Using the entries below, return word for word the lines from the one containing "Transcribe this image's" up to and including the last.

**Data listing:**
---------------

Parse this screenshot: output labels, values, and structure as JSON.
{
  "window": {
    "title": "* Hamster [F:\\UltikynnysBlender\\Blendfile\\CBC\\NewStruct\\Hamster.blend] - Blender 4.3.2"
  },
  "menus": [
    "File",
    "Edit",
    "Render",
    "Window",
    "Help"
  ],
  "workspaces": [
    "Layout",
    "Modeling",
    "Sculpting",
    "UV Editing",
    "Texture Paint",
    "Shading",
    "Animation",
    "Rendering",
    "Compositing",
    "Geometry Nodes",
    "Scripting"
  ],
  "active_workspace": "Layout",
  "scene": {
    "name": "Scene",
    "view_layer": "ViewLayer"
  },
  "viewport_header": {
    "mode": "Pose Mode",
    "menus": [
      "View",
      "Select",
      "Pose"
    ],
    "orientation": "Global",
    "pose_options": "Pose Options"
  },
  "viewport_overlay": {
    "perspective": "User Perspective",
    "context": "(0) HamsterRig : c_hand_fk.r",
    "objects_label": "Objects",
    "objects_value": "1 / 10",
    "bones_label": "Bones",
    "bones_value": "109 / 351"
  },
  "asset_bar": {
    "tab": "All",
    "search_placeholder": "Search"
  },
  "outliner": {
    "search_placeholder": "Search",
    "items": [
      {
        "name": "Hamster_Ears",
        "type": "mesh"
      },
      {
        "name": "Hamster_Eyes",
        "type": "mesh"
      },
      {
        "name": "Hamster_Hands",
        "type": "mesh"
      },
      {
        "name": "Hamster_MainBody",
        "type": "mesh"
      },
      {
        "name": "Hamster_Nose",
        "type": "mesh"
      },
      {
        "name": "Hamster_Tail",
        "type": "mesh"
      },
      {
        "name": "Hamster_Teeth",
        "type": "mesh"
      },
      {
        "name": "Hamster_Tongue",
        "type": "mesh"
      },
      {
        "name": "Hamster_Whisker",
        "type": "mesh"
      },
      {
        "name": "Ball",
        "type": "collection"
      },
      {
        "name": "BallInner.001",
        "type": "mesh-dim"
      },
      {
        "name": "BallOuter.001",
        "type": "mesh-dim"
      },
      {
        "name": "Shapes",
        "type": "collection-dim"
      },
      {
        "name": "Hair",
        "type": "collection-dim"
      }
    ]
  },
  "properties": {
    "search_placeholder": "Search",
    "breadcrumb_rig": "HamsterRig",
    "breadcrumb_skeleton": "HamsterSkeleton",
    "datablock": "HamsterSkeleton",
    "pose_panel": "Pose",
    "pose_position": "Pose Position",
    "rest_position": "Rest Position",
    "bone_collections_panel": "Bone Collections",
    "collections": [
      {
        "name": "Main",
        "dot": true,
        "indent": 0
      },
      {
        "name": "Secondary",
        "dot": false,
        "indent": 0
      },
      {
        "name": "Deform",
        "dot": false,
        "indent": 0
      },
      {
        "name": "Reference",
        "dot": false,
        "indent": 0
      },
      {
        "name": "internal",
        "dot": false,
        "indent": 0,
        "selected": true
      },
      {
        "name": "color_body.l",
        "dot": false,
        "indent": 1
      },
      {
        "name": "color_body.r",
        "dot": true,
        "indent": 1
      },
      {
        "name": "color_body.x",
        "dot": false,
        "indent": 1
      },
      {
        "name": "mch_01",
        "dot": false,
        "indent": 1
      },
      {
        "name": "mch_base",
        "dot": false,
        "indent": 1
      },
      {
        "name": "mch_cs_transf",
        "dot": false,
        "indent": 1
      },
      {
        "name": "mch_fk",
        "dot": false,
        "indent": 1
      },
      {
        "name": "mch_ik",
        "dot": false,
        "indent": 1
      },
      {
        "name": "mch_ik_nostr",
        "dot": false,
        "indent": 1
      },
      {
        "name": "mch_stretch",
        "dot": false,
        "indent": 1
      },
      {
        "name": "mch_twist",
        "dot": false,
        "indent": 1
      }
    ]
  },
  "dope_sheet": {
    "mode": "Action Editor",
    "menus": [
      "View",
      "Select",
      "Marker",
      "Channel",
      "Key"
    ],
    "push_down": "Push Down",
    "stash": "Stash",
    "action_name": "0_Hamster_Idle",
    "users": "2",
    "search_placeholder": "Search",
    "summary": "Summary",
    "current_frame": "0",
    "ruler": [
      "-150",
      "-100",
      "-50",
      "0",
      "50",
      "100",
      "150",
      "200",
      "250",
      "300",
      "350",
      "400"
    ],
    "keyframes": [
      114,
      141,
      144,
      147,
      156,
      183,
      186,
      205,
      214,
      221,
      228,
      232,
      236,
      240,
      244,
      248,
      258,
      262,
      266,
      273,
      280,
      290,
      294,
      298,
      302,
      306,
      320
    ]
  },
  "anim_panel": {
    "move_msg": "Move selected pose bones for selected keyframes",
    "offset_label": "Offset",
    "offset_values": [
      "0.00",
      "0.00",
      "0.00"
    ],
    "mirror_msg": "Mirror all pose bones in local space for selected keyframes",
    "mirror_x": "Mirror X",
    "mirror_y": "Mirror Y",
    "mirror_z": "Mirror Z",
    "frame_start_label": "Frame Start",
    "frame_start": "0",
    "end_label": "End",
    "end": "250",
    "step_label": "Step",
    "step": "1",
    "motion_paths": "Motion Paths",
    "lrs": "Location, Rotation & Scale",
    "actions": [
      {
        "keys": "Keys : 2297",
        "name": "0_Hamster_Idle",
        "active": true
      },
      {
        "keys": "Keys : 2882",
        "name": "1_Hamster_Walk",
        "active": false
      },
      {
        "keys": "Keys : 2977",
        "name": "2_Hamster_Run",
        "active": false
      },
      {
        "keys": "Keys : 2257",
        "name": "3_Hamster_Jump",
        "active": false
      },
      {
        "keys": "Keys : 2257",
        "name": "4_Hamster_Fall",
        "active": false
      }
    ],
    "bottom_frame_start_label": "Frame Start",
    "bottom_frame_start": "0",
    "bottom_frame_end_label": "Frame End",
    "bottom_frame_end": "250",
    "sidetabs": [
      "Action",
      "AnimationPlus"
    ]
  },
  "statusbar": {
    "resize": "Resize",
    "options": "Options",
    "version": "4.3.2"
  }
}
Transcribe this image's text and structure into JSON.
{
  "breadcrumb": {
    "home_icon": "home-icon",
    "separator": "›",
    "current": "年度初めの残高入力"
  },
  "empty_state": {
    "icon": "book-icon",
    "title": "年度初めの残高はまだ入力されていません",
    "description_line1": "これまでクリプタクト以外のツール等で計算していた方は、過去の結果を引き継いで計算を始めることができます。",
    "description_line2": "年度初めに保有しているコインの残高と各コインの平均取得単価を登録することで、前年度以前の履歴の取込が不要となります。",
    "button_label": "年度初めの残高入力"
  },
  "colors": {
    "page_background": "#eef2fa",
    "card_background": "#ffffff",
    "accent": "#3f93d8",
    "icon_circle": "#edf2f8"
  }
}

---------------

**Solution for this exercise:**
Transcribe this image's text and structure into JSON.
{
  "breadcrumb": {
    "home_icon": "home-icon",
    "separator": "›",
    "current": "年度初めの残高入力"
  },
  "empty_state": {
    "icon": "book-icon",
    "title": "年度初めの残高はまだ入力されていません",
    "description_line1": "これまでクリプタクト以外のツール等で計算していた方は、過去の結果を引き継いで計算を始めることができます。",
    "description_line2": "年度初めに保有しているコインの残高と各コインの平均取得単価を登録することで、前年度以前の履歴の取込が不要となります。",
    "button_label": "年度初めの残高入力"
  },
  "colors": {
    "page_background": "#eef2fa",
    "card_background": "#ffffff",
    "accent": "#3f93d8",
    "icon_circle": "#edf2f8"
  }
}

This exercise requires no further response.